BRIEF
Going through the material below, please gather all lines with the word "page" in them.

RECORDS TO USE

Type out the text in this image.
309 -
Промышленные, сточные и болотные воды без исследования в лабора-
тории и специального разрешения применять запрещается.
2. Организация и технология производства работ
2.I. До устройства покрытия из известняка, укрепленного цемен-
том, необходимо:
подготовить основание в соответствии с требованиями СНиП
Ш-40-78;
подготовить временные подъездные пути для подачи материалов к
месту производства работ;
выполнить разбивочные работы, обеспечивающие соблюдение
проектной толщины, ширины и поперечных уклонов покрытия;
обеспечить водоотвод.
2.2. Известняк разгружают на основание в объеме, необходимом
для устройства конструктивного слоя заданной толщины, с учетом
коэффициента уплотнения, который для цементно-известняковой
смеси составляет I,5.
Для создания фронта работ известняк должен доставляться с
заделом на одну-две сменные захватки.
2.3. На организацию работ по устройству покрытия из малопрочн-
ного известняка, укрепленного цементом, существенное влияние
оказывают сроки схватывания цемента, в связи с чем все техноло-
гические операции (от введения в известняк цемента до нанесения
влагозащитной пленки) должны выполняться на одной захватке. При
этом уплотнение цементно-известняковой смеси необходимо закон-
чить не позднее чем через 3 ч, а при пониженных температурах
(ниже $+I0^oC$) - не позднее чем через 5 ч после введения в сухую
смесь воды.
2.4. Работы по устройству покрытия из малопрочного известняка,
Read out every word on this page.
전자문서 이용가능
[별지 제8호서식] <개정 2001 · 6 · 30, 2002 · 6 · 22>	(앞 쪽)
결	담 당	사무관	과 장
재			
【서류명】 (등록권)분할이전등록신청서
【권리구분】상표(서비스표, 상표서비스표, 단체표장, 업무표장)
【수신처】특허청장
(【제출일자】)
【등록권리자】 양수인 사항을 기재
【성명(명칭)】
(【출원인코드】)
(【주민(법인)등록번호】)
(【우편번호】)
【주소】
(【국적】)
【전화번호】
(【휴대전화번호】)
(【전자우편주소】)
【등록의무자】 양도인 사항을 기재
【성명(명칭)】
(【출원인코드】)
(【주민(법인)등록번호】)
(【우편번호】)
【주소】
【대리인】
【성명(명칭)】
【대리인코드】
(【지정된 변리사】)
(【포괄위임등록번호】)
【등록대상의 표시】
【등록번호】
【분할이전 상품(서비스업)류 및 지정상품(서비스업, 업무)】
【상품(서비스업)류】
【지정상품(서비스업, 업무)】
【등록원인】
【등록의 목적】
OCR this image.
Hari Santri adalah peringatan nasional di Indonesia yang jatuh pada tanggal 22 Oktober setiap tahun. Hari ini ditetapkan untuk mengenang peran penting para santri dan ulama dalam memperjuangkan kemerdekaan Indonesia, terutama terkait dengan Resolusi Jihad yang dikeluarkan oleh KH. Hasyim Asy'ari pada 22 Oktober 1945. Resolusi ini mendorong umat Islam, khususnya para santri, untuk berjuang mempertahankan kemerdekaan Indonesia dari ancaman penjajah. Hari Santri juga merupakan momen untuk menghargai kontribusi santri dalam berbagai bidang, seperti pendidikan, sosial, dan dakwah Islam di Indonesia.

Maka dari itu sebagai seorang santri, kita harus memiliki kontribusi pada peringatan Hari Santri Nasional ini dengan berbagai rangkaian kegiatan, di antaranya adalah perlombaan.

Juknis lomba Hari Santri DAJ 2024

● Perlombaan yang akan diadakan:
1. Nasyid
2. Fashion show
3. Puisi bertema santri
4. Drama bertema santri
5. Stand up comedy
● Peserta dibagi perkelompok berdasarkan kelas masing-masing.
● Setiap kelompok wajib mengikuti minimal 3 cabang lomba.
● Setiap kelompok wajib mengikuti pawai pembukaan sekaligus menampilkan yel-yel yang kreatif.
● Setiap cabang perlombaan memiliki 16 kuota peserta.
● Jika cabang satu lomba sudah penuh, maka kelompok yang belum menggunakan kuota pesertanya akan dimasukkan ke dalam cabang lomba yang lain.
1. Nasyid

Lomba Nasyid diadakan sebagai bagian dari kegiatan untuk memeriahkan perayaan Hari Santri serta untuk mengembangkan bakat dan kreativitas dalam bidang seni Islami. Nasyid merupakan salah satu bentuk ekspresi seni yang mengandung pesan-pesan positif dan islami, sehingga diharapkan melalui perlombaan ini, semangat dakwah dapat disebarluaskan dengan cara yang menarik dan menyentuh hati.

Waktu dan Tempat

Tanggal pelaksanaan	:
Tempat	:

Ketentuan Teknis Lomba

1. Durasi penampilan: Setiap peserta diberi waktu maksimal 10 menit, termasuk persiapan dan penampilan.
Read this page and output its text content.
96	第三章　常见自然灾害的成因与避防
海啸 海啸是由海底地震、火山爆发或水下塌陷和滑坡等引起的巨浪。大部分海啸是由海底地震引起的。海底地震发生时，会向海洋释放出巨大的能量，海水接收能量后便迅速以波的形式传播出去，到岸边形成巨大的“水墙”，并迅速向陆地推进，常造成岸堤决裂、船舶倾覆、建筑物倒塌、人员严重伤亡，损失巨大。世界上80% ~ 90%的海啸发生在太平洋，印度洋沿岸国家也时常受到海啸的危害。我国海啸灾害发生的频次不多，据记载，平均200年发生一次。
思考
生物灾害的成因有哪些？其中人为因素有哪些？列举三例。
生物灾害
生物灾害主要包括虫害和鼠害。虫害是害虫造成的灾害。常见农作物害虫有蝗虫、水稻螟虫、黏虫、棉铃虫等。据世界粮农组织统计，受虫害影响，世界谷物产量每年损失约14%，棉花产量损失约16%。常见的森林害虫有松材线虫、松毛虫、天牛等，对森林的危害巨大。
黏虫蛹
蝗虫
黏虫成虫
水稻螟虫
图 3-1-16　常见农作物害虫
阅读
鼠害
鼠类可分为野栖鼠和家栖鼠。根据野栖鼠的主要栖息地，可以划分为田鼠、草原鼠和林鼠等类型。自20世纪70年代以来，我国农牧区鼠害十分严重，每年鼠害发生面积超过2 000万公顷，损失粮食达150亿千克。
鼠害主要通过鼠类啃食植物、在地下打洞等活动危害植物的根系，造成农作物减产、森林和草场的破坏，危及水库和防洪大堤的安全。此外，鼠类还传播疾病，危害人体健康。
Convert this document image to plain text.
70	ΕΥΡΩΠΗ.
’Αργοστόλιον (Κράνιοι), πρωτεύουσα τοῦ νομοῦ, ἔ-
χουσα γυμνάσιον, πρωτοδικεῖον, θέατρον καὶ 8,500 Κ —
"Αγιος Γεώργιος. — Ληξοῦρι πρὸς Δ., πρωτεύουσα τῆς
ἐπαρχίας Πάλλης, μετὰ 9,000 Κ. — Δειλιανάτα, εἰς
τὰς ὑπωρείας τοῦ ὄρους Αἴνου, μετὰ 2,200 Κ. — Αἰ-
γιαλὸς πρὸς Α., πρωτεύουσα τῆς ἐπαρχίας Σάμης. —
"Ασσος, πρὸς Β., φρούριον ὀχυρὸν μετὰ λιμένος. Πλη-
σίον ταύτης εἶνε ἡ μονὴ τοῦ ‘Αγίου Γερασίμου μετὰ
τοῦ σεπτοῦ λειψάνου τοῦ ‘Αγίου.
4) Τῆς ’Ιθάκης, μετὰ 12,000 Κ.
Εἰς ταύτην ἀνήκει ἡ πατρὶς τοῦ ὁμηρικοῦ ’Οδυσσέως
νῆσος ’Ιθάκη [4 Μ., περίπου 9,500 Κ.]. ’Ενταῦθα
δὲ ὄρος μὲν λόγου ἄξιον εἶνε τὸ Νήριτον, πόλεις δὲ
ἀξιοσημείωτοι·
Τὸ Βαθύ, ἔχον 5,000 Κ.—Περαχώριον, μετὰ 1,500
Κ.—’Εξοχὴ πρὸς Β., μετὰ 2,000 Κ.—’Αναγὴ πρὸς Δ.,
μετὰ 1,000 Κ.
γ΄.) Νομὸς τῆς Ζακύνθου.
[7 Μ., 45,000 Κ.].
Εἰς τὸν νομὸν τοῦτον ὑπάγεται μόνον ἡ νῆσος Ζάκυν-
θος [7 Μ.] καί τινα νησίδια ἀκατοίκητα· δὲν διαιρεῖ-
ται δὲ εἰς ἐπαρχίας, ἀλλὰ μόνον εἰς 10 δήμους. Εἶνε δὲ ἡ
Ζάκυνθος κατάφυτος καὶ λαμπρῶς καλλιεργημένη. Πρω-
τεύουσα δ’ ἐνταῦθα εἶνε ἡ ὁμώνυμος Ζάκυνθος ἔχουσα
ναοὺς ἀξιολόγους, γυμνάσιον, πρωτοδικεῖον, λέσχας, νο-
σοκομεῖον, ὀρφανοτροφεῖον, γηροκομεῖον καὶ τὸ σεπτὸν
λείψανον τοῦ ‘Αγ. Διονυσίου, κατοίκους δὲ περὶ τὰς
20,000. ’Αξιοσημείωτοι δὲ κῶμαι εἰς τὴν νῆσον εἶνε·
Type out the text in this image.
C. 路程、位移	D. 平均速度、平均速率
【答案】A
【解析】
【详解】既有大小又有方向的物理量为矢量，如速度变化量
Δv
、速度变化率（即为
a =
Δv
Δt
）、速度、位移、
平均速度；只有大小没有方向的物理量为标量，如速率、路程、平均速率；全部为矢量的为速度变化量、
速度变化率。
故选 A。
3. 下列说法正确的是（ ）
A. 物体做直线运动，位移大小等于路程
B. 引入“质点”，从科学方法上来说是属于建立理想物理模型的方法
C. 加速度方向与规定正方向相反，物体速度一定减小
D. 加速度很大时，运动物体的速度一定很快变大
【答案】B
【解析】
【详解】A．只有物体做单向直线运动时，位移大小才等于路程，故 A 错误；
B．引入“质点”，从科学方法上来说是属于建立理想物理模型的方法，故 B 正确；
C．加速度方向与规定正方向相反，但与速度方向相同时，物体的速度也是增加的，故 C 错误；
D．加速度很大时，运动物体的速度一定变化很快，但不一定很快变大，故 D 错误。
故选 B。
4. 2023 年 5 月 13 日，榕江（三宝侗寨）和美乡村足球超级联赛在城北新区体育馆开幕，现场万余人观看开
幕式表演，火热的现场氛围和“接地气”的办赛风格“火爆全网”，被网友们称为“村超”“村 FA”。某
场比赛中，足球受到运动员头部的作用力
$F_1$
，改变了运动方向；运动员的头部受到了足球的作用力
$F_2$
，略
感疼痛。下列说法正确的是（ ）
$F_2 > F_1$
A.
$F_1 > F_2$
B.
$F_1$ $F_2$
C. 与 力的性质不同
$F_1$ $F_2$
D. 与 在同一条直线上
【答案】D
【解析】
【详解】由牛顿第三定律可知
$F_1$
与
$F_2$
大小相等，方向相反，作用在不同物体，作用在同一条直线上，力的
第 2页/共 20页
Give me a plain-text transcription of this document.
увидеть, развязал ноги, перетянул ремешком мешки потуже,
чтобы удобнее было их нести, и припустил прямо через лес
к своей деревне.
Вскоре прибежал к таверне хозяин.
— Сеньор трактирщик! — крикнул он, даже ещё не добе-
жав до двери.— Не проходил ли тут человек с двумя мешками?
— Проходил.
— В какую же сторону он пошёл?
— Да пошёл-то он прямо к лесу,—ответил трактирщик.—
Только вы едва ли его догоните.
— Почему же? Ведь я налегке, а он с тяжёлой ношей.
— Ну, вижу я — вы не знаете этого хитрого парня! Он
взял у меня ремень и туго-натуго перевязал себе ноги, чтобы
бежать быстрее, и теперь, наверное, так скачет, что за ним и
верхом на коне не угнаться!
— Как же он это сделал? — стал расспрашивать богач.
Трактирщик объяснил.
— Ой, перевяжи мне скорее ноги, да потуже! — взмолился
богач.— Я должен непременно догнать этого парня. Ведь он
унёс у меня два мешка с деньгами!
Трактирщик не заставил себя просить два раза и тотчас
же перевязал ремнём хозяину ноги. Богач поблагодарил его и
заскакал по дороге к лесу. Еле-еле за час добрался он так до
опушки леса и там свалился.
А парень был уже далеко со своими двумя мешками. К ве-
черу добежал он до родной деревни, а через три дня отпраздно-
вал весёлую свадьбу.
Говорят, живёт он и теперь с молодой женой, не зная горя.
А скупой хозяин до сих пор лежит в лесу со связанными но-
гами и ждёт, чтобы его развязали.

REPLY TO THE EXERCISE
Read out every word on this page.
Read this page and output its text content.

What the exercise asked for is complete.